§ Problem statement
Return all lines from the listing below in which the string "name" occurs.

· · · · · · ·

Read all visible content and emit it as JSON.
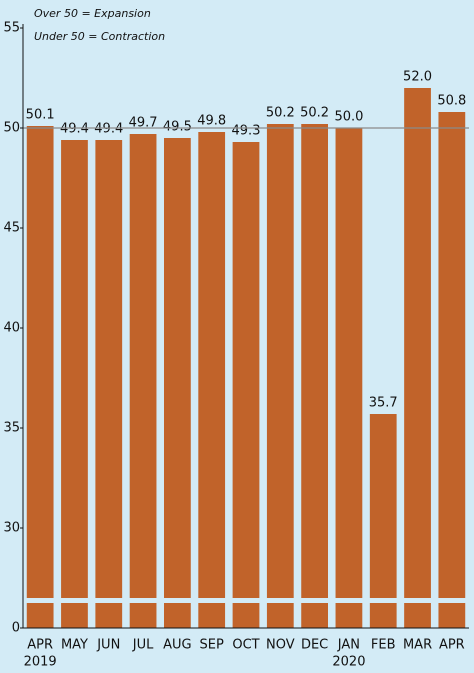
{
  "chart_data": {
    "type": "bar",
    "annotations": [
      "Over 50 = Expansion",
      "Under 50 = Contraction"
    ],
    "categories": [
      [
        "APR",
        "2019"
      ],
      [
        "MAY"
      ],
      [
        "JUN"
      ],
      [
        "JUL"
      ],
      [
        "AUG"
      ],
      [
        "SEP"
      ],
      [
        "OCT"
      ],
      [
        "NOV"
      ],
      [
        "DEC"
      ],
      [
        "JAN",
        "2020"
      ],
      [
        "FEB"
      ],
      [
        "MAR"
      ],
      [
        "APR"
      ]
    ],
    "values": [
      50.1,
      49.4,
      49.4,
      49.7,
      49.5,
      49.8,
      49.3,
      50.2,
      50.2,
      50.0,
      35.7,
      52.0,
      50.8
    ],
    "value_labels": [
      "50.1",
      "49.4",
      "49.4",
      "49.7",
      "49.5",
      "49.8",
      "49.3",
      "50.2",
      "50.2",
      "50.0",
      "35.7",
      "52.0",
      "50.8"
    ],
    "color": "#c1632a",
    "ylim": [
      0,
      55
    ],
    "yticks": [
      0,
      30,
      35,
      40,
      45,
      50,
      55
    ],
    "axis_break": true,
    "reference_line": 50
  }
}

· · · · · · ·

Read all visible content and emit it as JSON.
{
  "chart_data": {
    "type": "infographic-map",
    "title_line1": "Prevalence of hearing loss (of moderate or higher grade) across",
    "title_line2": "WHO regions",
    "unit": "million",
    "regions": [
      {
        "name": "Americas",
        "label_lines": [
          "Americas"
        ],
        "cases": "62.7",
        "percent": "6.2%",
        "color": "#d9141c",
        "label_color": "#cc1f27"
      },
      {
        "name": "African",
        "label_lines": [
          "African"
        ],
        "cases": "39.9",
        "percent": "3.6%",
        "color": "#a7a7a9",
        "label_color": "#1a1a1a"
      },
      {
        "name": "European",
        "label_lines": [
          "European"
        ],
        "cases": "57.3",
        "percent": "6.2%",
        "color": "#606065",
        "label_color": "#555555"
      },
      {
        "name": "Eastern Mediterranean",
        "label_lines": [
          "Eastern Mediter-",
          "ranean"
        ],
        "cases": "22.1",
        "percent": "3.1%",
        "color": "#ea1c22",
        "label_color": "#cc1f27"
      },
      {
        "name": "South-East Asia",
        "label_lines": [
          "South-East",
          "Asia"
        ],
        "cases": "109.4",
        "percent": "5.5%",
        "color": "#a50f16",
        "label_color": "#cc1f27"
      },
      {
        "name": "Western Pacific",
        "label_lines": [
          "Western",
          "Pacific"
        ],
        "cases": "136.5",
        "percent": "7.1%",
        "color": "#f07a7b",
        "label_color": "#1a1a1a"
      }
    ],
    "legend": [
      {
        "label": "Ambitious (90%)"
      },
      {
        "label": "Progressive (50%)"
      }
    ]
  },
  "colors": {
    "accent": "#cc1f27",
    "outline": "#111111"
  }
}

· · · · · · ·

§ Answer
        "name": "Americas",
        "name": "African",
        "name": "European",
        "name": "Eastern Mediterranean",
        "name": "South-East Asia",
        "name": "Western Pacific",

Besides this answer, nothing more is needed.